### [Set task]
Every entry below should be printed exactly, without its images.

— begin Material provided —

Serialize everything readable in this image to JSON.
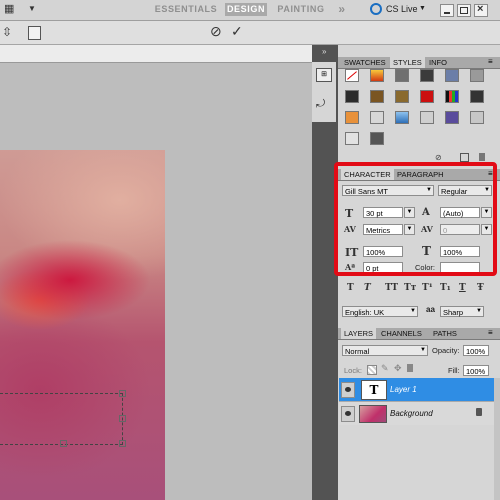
{
  "workspace": {
    "items": [
      "ESSENTIALS",
      "DESIGN",
      "PAINTING"
    ],
    "active": "DESIGN",
    "more": "»",
    "cs_live": "CS Live"
  },
  "options_bar": {
    "cancel_icon": "⊘",
    "commit_icon": "✓"
  },
  "swatches_panel": {
    "tabs": [
      "SWATCHES",
      "STYLES",
      "INFO"
    ],
    "active_tab": "STYLES"
  },
  "character": {
    "tabs": [
      "CHARACTER",
      "PARAGRAPH"
    ],
    "active_tab": "CHARACTER",
    "font_family": "Gill Sans MT",
    "font_style": "Regular",
    "font_size": "30 pt",
    "leading": "(Auto)",
    "kerning": "Metrics",
    "tracking": "0",
    "vertical_scale": "100%",
    "horizontal_scale": "100%",
    "baseline_shift": "0 pt",
    "color_label": "Color:",
    "language": "English: UK",
    "aa_label": "aa",
    "antialias": "Sharp",
    "style_buttons": [
      "T",
      "T",
      "TT",
      "Tт",
      "T¹",
      "T₁",
      "T",
      "Ŧ"
    ]
  },
  "layers": {
    "tabs": [
      "LAYERS",
      "CHANNELS",
      "PATHS"
    ],
    "active_tab": "LAYERS",
    "blend_mode": "Normal",
    "opacity_label": "Opacity:",
    "opacity": "100%",
    "lock_label": "Lock:",
    "fill_label": "Fill:",
    "fill": "100%",
    "items": [
      {
        "name": "Layer 1",
        "thumb": "T",
        "selected": true
      },
      {
        "name": "Background",
        "thumb": "",
        "selected": false
      }
    ]
  },
  "colors": {
    "highlight": "#e20b16",
    "selection": "#2f8de4"
  }
}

— end Material provided —

### [Solved problem]
Serialize everything readable in this image to JSON.
{
  "workspace": {
    "items": [
      "ESSENTIALS",
      "DESIGN",
      "PAINTING"
    ],
    "active": "DESIGN",
    "more": "»",
    "cs_live": "CS Live"
  },
  "options_bar": {
    "cancel_icon": "⊘",
    "commit_icon": "✓"
  },
  "swatches_panel": {
    "tabs": [
      "SWATCHES",
      "STYLES",
      "INFO"
    ],
    "active_tab": "STYLES"
  },
  "character": {
    "tabs": [
      "CHARACTER",
      "PARAGRAPH"
    ],
    "active_tab": "CHARACTER",
    "font_family": "Gill Sans MT",
    "font_style": "Regular",
    "font_size": "30 pt",
    "leading": "(Auto)",
    "kerning": "Metrics",
    "tracking": "0",
    "vertical_scale": "100%",
    "horizontal_scale": "100%",
    "baseline_shift": "0 pt",
    "color_label": "Color:",
    "language": "English: UK",
    "aa_label": "aa",
    "antialias": "Sharp",
    "style_buttons": [
      "T",
      "T",
      "TT",
      "Tт",
      "T¹",
      "T₁",
      "T",
      "Ŧ"
    ]
  },
  "layers": {
    "tabs": [
      "LAYERS",
      "CHANNELS",
      "PATHS"
    ],
    "active_tab": "LAYERS",
    "blend_mode": "Normal",
    "opacity_label": "Opacity:",
    "opacity": "100%",
    "lock_label": "Lock:",
    "fill_label": "Fill:",
    "fill": "100%",
    "items": [
      {
        "name": "Layer 1",
        "thumb": "T",
        "selected": true
      },
      {
        "name": "Background",
        "thumb": "",
        "selected": false
      }
    ]
  },
  "colors": {
    "highlight": "#e20b16",
    "selection": "#2f8de4"
  }
}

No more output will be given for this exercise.